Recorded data
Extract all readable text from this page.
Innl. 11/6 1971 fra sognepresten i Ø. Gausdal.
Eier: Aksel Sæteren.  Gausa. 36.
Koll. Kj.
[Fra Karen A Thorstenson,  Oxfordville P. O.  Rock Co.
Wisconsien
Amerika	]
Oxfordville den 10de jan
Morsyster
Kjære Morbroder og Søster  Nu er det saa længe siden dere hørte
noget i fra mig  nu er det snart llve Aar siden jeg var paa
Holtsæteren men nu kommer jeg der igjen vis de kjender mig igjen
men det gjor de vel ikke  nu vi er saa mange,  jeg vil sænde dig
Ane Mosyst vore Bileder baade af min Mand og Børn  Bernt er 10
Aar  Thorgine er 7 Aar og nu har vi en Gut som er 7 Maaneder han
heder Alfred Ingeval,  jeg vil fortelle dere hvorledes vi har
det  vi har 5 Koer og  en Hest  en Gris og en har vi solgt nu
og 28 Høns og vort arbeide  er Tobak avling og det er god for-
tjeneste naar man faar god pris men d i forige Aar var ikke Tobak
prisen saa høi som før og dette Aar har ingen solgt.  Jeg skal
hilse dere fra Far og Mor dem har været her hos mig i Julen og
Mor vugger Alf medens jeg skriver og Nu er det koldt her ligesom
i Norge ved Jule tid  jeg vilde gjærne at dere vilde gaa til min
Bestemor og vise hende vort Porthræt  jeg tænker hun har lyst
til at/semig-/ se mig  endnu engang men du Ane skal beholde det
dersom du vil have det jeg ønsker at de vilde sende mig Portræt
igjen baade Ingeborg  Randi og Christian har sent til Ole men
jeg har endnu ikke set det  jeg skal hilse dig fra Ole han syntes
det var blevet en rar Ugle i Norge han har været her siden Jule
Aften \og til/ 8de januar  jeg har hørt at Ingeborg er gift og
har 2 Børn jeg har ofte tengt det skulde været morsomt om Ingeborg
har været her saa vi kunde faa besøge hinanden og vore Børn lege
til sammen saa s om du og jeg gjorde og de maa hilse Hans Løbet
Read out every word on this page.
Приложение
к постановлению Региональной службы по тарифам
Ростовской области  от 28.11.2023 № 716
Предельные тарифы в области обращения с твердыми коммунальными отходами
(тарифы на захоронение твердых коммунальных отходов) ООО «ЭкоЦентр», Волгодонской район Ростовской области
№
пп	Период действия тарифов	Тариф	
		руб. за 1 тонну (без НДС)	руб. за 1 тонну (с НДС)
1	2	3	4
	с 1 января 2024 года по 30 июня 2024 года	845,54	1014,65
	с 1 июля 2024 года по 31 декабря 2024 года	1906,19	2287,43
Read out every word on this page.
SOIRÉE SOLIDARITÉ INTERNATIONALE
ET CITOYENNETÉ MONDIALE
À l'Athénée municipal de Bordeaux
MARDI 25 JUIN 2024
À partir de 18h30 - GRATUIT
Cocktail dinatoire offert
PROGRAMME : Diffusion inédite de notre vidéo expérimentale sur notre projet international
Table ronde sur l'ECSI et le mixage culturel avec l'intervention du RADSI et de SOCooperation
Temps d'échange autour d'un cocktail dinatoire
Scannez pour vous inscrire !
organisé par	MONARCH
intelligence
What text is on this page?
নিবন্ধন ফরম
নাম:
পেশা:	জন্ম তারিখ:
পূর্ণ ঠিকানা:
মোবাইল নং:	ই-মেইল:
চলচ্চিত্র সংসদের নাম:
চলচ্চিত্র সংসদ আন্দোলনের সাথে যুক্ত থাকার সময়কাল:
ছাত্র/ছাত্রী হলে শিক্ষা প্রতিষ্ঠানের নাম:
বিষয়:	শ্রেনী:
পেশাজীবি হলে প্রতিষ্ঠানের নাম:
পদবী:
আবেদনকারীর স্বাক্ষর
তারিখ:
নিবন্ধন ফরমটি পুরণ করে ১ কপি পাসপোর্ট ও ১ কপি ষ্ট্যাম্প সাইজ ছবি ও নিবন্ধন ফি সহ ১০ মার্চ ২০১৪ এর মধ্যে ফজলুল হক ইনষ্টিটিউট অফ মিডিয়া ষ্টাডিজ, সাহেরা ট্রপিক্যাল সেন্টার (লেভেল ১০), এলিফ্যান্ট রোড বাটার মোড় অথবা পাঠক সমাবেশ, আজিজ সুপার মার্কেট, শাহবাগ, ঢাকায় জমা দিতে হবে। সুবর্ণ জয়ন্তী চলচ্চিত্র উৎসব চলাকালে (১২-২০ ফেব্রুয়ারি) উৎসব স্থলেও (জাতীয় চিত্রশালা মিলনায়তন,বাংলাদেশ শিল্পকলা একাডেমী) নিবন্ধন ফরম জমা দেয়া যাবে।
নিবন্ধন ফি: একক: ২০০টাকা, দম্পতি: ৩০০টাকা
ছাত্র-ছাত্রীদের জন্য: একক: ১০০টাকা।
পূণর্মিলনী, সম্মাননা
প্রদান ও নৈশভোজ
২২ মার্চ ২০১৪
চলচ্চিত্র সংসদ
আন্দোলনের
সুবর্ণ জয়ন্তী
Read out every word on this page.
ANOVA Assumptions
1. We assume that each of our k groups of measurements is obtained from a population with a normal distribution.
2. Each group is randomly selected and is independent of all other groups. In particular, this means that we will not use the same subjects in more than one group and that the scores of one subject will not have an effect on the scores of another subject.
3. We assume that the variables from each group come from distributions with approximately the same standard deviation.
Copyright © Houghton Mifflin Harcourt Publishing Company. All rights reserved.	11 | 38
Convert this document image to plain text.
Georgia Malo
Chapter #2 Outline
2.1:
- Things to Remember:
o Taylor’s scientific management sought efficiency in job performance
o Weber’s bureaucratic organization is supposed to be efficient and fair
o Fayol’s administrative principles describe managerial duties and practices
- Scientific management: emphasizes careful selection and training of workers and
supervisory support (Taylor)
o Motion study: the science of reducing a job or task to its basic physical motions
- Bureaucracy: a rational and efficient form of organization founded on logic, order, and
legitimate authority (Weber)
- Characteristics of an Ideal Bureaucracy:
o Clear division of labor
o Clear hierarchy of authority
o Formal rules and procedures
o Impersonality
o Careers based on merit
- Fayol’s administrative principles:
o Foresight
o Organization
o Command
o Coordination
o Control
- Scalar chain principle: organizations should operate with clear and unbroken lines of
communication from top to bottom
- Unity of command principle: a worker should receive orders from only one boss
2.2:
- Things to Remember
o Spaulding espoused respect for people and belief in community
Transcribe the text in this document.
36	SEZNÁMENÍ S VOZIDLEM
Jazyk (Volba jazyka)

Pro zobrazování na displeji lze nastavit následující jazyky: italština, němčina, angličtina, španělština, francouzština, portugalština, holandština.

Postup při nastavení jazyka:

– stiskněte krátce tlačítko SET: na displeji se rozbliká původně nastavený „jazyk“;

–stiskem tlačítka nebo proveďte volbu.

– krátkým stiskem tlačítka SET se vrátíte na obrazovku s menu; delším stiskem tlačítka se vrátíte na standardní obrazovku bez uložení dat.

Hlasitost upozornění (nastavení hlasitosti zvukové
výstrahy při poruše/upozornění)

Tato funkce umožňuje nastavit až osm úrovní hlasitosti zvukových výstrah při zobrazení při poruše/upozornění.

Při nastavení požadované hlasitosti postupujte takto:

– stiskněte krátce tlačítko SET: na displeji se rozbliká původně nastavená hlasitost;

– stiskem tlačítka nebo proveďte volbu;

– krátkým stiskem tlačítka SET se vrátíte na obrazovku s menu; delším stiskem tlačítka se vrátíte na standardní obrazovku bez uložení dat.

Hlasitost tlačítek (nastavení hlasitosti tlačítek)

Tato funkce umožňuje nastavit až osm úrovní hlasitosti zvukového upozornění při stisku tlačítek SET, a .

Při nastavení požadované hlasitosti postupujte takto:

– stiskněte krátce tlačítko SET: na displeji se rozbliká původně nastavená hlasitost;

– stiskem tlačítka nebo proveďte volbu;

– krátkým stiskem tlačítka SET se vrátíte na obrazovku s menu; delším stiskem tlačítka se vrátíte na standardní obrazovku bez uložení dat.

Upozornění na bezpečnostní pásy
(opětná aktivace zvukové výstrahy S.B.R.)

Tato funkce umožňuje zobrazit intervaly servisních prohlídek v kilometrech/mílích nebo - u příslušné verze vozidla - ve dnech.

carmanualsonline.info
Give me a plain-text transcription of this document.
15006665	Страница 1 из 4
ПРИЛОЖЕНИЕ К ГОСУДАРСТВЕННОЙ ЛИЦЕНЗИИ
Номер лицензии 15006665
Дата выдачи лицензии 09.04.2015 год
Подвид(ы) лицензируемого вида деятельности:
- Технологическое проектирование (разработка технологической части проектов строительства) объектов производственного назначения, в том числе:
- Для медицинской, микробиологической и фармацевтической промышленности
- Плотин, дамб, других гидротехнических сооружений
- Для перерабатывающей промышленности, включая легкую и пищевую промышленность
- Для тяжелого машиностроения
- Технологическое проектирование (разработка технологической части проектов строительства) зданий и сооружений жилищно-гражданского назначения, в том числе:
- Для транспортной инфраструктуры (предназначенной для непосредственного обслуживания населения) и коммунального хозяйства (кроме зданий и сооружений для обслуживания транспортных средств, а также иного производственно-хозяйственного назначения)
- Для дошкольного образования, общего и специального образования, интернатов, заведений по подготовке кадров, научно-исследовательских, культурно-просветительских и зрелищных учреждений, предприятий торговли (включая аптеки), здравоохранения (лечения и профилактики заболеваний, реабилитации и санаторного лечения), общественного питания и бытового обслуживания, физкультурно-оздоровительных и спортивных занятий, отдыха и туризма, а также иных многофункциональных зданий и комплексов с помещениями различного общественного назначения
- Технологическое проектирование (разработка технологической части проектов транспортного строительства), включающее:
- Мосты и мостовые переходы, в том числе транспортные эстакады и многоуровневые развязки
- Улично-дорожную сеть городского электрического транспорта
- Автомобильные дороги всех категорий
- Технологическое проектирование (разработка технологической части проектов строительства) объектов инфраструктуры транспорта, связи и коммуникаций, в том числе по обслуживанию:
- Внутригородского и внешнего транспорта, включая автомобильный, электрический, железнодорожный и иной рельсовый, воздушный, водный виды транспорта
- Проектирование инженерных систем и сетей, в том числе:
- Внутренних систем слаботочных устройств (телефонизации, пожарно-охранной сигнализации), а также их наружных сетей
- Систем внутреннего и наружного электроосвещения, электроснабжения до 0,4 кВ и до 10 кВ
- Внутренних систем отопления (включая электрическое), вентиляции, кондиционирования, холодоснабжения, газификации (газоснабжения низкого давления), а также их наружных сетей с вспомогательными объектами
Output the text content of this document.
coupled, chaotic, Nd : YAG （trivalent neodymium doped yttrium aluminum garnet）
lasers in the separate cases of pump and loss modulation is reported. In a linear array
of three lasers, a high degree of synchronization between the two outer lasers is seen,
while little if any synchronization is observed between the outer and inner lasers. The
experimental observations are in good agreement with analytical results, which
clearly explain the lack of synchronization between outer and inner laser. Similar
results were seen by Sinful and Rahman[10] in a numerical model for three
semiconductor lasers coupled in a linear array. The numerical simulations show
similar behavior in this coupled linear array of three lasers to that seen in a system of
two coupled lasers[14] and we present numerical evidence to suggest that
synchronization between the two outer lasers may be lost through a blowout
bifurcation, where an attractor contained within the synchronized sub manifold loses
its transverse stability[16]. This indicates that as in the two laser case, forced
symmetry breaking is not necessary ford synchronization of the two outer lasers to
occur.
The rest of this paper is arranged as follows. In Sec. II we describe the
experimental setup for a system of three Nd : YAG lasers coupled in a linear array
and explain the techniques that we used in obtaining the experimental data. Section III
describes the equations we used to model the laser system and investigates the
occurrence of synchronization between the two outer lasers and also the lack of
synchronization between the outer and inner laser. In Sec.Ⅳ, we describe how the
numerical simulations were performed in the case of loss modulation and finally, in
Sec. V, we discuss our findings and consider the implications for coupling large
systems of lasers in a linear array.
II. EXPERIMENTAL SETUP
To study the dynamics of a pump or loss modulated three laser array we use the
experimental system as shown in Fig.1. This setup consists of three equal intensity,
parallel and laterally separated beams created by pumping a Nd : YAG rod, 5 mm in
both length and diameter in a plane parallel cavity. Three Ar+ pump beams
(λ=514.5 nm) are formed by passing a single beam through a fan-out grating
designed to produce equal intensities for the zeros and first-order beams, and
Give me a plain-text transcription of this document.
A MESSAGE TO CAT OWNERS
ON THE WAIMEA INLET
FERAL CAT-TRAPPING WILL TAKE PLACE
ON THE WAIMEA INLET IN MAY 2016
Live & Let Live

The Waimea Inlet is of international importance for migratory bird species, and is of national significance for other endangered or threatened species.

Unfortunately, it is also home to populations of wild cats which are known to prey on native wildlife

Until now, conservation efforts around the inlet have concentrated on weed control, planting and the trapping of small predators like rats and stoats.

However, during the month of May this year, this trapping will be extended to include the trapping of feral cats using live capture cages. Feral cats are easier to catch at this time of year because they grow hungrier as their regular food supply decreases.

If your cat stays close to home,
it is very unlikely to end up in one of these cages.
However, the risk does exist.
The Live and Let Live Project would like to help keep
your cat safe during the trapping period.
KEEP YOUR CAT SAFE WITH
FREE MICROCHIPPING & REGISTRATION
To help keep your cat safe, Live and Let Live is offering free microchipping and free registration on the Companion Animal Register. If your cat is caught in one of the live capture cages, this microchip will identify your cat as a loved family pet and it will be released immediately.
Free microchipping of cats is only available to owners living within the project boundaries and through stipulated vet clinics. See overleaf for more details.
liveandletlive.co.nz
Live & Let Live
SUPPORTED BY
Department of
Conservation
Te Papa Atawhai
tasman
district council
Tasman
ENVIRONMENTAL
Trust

EXERCISE DESCRIPTION.
Count the lines of the material that include the word "nebo", then state only the total.

RESPONSE FOR THIS EXERCISE.
4